◆ WRITTEN PROBLEM: Below are records to repeat exactly. Omit the pictures from the copy.

# RECORDS PROVIDED start

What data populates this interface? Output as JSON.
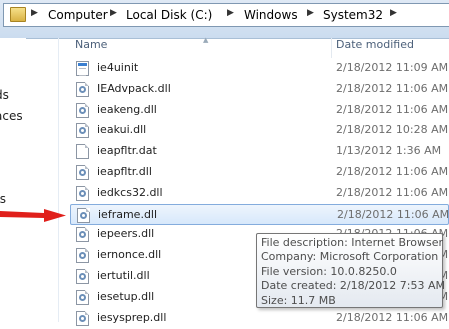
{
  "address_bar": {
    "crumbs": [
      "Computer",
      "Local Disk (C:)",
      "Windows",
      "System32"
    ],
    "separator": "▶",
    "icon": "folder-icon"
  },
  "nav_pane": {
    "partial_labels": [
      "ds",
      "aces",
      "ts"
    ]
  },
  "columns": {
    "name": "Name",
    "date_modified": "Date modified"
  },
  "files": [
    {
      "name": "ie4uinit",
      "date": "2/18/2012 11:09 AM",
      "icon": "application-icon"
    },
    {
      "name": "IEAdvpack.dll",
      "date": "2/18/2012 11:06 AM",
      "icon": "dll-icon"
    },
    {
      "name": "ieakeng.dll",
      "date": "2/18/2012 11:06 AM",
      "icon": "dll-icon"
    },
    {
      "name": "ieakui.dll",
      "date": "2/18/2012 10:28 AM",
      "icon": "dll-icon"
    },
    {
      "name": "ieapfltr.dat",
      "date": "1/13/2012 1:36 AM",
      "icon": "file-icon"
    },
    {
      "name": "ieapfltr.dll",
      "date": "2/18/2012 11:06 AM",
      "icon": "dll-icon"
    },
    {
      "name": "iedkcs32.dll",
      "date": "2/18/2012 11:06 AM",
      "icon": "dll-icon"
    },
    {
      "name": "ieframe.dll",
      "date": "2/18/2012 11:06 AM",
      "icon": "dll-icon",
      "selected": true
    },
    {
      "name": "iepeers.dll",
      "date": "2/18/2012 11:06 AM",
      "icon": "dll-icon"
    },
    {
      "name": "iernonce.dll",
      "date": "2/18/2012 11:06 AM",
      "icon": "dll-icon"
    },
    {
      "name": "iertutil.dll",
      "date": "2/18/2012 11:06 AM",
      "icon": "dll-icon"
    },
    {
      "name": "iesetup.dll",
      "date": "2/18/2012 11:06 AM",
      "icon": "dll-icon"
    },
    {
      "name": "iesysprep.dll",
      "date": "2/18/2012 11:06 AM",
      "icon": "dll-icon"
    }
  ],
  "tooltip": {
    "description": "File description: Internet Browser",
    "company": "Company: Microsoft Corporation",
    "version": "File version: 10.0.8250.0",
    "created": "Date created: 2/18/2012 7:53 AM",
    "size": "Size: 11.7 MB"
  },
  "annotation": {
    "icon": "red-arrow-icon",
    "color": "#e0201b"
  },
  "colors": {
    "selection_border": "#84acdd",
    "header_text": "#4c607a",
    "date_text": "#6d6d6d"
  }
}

# RECORDS PROVIDED end

◆ PROBLEM SOLUTION:
What data populates this interface? Output as JSON.
{
  "address_bar": {
    "crumbs": [
      "Computer",
      "Local Disk (C:)",
      "Windows",
      "System32"
    ],
    "separator": "▶",
    "icon": "folder-icon"
  },
  "nav_pane": {
    "partial_labels": [
      "ds",
      "aces",
      "ts"
    ]
  },
  "columns": {
    "name": "Name",
    "date_modified": "Date modified"
  },
  "files": [
    {
      "name": "ie4uinit",
      "date": "2/18/2012 11:09 AM",
      "icon": "application-icon"
    },
    {
      "name": "IEAdvpack.dll",
      "date": "2/18/2012 11:06 AM",
      "icon": "dll-icon"
    },
    {
      "name": "ieakeng.dll",
      "date": "2/18/2012 11:06 AM",
      "icon": "dll-icon"
    },
    {
      "name": "ieakui.dll",
      "date": "2/18/2012 10:28 AM",
      "icon": "dll-icon"
    },
    {
      "name": "ieapfltr.dat",
      "date": "1/13/2012 1:36 AM",
      "icon": "file-icon"
    },
    {
      "name": "ieapfltr.dll",
      "date": "2/18/2012 11:06 AM",
      "icon": "dll-icon"
    },
    {
      "name": "iedkcs32.dll",
      "date": "2/18/2012 11:06 AM",
      "icon": "dll-icon"
    },
    {
      "name": "ieframe.dll",
      "date": "2/18/2012 11:06 AM",
      "icon": "dll-icon",
      "selected": true
    },
    {
      "name": "iepeers.dll",
      "date": "2/18/2012 11:06 AM",
      "icon": "dll-icon"
    },
    {
      "name": "iernonce.dll",
      "date": "2/18/2012 11:06 AM",
      "icon": "dll-icon"
    },
    {
      "name": "iertutil.dll",
      "date": "2/18/2012 11:06 AM",
      "icon": "dll-icon"
    },
    {
      "name": "iesetup.dll",
      "date": "2/18/2012 11:06 AM",
      "icon": "dll-icon"
    },
    {
      "name": "iesysprep.dll",
      "date": "2/18/2012 11:06 AM",
      "icon": "dll-icon"
    }
  ],
  "tooltip": {
    "description": "File description: Internet Browser",
    "company": "Company: Microsoft Corporation",
    "version": "File version: 10.0.8250.0",
    "created": "Date created: 2/18/2012 7:53 AM",
    "size": "Size: 11.7 MB"
  },
  "annotation": {
    "icon": "red-arrow-icon",
    "color": "#e0201b"
  },
  "colors": {
    "selection_border": "#84acdd",
    "header_text": "#4c607a",
    "date_text": "#6d6d6d"
  }
}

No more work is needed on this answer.